Data excerpts
****

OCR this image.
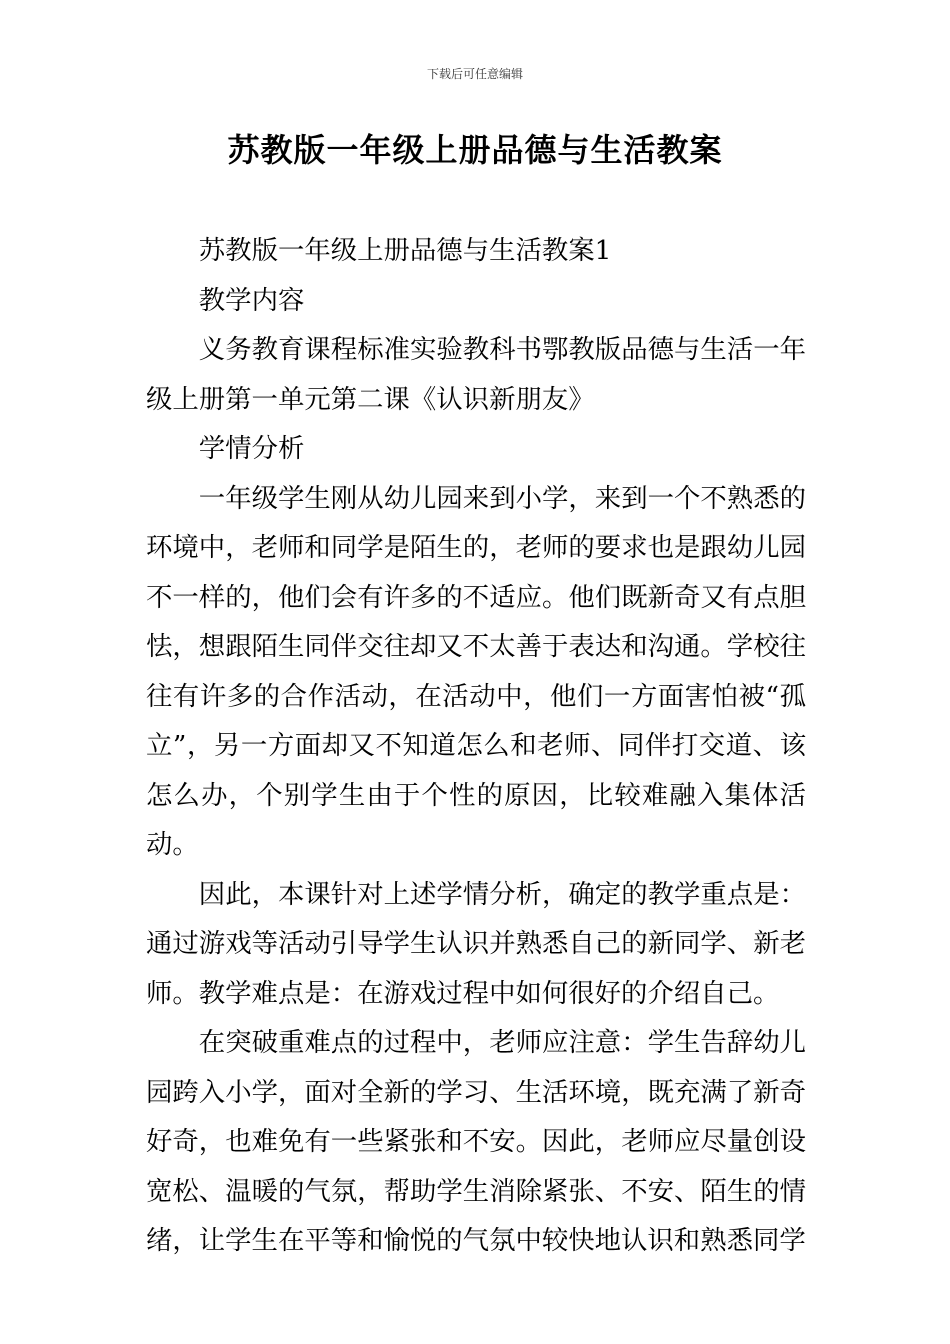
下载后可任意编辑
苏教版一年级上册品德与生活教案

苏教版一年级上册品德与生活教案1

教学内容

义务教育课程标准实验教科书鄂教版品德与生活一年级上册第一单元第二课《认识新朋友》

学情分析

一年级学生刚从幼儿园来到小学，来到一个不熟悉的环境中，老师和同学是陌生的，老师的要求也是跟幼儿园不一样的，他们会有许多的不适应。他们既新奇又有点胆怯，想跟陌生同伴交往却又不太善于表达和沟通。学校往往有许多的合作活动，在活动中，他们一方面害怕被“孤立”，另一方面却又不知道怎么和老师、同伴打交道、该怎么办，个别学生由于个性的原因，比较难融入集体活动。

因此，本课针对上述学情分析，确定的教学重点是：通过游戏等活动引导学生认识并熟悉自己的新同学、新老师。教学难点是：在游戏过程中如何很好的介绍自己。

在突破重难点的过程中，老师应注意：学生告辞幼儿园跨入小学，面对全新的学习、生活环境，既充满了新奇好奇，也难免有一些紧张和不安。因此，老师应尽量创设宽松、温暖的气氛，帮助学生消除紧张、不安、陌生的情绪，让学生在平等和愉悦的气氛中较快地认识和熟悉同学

****

▶ [PROMPT]:
Leave out the pictures and retype every line above exactly.

▶ [SOLUTION BELOW]:
OCR this image.
下载后可任意编辑
苏教版一年级上册品德与生活教案

苏教版一年级上册品德与生活教案1

教学内容

义务教育课程标准实验教科书鄂教版品德与生活一年级上册第一单元第二课《认识新朋友》

学情分析

一年级学生刚从幼儿园来到小学，来到一个不熟悉的环境中，老师和同学是陌生的，老师的要求也是跟幼儿园不一样的，他们会有许多的不适应。他们既新奇又有点胆怯，想跟陌生同伴交往却又不太善于表达和沟通。学校往往有许多的合作活动，在活动中，他们一方面害怕被“孤立”，另一方面却又不知道怎么和老师、同伴打交道、该怎么办，个别学生由于个性的原因，比较难融入集体活动。

因此，本课针对上述学情分析，确定的教学重点是：通过游戏等活动引导学生认识并熟悉自己的新同学、新老师。教学难点是：在游戏过程中如何很好的介绍自己。

在突破重难点的过程中，老师应注意：学生告辞幼儿园跨入小学，面对全新的学习、生活环境，既充满了新奇好奇，也难免有一些紧张和不安。因此，老师应尽量创设宽松、温暖的气氛，帮助学生消除紧张、不安、陌生的情绪，让学生在平等和愉悦的气氛中较快地认识和熟悉同学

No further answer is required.